• PROBLEM STATEMENT:
Retype the listing that follows, exactly as written.

• TASK DATA:
☆ ☆ ☆ ☆ ☆ ☆ ☆

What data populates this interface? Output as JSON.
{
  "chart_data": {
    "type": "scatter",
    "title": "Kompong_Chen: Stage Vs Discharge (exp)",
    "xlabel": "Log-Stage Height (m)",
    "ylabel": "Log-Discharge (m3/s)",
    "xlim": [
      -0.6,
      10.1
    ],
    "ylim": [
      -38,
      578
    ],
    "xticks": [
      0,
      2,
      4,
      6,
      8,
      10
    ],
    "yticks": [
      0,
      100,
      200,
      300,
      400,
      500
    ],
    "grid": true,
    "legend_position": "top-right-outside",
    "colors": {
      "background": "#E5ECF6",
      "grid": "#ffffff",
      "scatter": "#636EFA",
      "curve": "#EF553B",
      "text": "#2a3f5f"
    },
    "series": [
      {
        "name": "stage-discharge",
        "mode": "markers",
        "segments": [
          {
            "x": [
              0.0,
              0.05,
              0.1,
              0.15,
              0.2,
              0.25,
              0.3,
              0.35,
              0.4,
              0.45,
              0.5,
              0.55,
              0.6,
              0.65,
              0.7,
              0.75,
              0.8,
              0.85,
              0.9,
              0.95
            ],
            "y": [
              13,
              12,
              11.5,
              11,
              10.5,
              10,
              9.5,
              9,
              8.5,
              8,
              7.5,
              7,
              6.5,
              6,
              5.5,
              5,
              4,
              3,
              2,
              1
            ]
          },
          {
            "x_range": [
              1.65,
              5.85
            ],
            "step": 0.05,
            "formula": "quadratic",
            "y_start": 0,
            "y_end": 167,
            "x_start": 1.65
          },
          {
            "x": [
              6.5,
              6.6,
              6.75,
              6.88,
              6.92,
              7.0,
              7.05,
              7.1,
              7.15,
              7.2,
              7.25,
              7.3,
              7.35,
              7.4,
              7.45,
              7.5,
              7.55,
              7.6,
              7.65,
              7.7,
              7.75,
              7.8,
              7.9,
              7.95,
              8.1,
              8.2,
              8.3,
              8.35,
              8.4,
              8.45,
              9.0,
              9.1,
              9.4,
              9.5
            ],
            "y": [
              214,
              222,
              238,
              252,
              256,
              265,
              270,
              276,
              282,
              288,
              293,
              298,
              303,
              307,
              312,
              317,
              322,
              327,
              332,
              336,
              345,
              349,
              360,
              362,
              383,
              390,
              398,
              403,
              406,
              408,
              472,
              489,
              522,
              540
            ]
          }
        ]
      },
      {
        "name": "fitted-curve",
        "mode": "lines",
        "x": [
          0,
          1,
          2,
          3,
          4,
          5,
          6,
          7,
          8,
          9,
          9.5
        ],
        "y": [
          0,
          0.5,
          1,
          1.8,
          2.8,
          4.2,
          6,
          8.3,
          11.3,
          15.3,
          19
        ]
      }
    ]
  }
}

☆ ☆ ☆ ☆ ☆ ☆ ☆

• RESPONSE TO THE TASK:
What data populates this interface? Output as JSON.
{
  "chart_data": {
    "type": "scatter",
    "title": "Kompong_Chen: Stage Vs Discharge (exp)",
    "xlabel": "Log-Stage Height (m)",
    "ylabel": "Log-Discharge (m3/s)",
    "xlim": [
      -0.6,
      10.1
    ],
    "ylim": [
      -38,
      578
    ],
    "xticks": [
      0,
      2,
      4,
      6,
      8,
      10
    ],
    "yticks": [
      0,
      100,
      200,
      300,
      400,
      500
    ],
    "grid": true,
    "legend_position": "top-right-outside",
    "colors": {
      "background": "#E5ECF6",
      "grid": "#ffffff",
      "scatter": "#636EFA",
      "curve": "#EF553B",
      "text": "#2a3f5f"
    },
    "series": [
      {
        "name": "stage-discharge",
        "mode": "markers",
        "segments": [
          {
            "x": [
              0.0,
              0.05,
              0.1,
              0.15,
              0.2,
              0.25,
              0.3,
              0.35,
              0.4,
              0.45,
              0.5,
              0.55,
              0.6,
              0.65,
              0.7,
              0.75,
              0.8,
              0.85,
              0.9,
              0.95
            ],
            "y": [
              13,
              12,
              11.5,
              11,
              10.5,
              10,
              9.5,
              9,
              8.5,
              8,
              7.5,
              7,
              6.5,
              6,
              5.5,
              5,
              4,
              3,
              2,
              1
            ]
          },
          {
            "x_range": [
              1.65,
              5.85
            ],
            "step": 0.05,
            "formula": "quadratic",
            "y_start": 0,
            "y_end": 167,
            "x_start": 1.65
          },
          {
            "x": [
              6.5,
              6.6,
              6.75,
              6.88,
              6.92,
              7.0,
              7.05,
              7.1,
              7.15,
              7.2,
              7.25,
              7.3,
              7.35,
              7.4,
              7.45,
              7.5,
              7.55,
              7.6,
              7.65,
              7.7,
              7.75,
              7.8,
              7.9,
              7.95,
              8.1,
              8.2,
              8.3,
              8.35,
              8.4,
              8.45,
              9.0,
              9.1,
              9.4,
              9.5
            ],
            "y": [
              214,
              222,
              238,
              252,
              256,
              265,
              270,
              276,
              282,
              288,
              293,
              298,
              303,
              307,
              312,
              317,
              322,
              327,
              332,
              336,
              345,
              349,
              360,
              362,
              383,
              390,
              398,
              403,
              406,
              408,
              472,
              489,
              522,
              540
            ]
          }
        ]
      },
      {
        "name": "fitted-curve",
        "mode": "lines",
        "x": [
          0,
          1,
          2,
          3,
          4,
          5,
          6,
          7,
          8,
          9,
          9.5
        ],
        "y": [
          0,
          0.5,
          1,
          1.8,
          2.8,
          4.2,
          6,
          8.3,
          11.3,
          15.3,
          19
        ]
      }
    ]
  }
}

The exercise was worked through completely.